### YOUR GOAL:
Below are the records; locate each line with the word "this" and copy it.

---- DATA

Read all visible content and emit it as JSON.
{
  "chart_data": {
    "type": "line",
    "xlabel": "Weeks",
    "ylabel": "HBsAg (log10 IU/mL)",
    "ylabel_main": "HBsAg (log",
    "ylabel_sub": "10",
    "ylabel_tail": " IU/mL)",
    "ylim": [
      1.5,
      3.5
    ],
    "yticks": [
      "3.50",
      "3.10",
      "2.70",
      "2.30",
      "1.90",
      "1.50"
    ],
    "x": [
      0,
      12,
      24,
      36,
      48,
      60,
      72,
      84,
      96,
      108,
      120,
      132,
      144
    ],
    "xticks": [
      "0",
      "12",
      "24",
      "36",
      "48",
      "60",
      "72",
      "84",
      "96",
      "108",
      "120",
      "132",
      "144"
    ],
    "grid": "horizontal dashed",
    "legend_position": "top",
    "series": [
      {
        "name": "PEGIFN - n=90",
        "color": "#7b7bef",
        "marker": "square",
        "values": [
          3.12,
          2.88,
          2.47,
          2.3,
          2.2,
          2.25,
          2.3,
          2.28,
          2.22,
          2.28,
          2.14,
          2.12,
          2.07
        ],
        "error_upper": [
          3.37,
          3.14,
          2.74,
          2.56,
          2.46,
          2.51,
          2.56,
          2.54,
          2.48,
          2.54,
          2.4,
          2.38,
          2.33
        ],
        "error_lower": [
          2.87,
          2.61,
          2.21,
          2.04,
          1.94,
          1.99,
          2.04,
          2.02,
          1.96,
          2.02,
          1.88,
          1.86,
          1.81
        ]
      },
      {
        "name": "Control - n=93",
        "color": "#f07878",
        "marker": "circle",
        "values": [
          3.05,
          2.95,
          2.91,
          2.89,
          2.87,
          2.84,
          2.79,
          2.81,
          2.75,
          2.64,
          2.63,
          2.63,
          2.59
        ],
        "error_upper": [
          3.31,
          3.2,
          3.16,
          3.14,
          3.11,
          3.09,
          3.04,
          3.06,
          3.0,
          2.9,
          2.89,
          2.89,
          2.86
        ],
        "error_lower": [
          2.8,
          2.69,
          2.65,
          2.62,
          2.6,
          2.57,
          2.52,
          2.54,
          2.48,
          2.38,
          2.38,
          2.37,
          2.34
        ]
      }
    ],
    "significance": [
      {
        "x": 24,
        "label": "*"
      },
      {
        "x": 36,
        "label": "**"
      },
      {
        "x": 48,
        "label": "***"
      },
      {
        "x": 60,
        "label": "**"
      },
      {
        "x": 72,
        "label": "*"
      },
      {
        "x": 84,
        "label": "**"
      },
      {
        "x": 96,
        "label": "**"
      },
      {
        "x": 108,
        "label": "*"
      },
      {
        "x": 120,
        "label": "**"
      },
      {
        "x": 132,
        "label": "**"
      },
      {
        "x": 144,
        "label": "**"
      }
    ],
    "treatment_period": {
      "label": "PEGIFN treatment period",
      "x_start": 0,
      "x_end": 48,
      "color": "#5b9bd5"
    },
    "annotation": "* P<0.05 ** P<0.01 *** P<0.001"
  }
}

--------
---- DATA

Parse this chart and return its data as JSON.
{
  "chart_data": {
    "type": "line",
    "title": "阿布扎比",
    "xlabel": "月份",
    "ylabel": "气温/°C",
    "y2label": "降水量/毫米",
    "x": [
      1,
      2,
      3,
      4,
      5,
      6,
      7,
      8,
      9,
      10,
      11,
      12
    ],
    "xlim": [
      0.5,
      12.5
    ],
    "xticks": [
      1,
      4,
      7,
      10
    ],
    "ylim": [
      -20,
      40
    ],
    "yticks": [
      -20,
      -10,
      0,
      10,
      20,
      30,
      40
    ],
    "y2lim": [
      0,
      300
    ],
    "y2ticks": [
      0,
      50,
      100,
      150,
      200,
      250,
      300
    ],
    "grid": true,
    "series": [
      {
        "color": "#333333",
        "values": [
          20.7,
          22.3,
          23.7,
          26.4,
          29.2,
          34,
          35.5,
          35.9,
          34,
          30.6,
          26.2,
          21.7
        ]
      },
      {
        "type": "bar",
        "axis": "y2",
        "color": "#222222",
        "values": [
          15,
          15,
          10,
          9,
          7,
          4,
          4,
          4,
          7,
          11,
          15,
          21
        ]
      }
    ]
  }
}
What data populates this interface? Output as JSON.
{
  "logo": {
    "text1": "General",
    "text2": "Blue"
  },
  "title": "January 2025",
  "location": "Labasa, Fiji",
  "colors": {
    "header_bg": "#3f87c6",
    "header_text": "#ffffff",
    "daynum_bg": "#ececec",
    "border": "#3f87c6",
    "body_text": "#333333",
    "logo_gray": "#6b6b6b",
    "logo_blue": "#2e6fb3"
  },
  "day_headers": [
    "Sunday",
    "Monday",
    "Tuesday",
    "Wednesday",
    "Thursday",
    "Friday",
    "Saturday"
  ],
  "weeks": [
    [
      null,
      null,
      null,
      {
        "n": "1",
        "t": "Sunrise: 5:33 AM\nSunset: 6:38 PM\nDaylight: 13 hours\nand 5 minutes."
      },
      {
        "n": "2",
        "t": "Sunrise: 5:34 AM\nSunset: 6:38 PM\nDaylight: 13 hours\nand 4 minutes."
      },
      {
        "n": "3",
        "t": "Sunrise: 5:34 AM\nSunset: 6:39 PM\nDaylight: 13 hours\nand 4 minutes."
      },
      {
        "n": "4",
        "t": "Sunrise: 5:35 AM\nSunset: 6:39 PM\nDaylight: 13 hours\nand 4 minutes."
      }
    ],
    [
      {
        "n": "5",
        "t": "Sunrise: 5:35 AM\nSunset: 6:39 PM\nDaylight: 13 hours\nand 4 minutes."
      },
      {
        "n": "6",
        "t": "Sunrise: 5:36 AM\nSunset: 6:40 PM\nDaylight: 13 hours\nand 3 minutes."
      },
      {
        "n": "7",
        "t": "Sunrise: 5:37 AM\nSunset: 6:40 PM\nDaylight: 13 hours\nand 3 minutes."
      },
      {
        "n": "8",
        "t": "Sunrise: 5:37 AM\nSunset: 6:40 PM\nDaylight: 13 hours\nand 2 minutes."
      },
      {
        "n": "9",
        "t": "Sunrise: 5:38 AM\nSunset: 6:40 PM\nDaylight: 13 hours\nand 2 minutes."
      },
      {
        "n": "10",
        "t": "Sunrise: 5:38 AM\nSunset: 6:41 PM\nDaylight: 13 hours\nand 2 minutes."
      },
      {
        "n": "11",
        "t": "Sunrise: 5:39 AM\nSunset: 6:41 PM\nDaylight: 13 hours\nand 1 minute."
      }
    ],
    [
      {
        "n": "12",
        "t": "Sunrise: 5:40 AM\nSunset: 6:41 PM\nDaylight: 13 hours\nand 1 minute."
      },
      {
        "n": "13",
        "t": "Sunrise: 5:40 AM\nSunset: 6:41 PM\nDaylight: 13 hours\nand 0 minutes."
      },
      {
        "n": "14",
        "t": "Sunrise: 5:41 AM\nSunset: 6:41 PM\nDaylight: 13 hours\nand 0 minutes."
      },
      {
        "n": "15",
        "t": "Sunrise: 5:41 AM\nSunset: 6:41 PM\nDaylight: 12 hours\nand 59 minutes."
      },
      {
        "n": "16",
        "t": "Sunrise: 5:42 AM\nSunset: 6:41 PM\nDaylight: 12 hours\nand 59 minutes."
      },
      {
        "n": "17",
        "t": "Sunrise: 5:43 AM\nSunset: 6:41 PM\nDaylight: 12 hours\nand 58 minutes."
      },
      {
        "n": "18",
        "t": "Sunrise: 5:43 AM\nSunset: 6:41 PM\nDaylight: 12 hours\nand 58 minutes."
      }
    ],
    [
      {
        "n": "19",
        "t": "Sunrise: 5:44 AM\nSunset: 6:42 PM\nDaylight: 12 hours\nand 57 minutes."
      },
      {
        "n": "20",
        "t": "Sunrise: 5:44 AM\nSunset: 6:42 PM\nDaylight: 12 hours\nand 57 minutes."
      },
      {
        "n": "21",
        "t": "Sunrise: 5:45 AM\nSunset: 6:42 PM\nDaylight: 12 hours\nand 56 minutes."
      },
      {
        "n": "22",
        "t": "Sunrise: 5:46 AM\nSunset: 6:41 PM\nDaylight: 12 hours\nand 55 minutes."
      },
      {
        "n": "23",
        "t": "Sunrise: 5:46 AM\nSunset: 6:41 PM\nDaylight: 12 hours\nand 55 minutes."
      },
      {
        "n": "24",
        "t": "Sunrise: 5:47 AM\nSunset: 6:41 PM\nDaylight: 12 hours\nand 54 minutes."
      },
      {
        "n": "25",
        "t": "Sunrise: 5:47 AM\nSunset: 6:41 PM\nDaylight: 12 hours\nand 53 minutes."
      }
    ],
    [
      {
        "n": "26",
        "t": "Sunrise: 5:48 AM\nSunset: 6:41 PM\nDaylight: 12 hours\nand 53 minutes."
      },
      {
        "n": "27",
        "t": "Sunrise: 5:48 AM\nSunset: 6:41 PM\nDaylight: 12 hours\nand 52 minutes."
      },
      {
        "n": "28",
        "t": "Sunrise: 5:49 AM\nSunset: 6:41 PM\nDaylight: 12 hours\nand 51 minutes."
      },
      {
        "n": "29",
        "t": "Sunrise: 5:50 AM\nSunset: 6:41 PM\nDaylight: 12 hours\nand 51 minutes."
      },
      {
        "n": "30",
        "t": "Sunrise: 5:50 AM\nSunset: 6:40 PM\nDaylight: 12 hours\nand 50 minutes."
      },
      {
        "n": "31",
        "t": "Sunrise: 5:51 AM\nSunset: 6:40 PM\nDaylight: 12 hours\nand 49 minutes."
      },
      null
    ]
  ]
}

--------

### EXERCISE SOLUTION:
Parse this chart and return its data as JSON.
What data populates this interface? Output as JSON.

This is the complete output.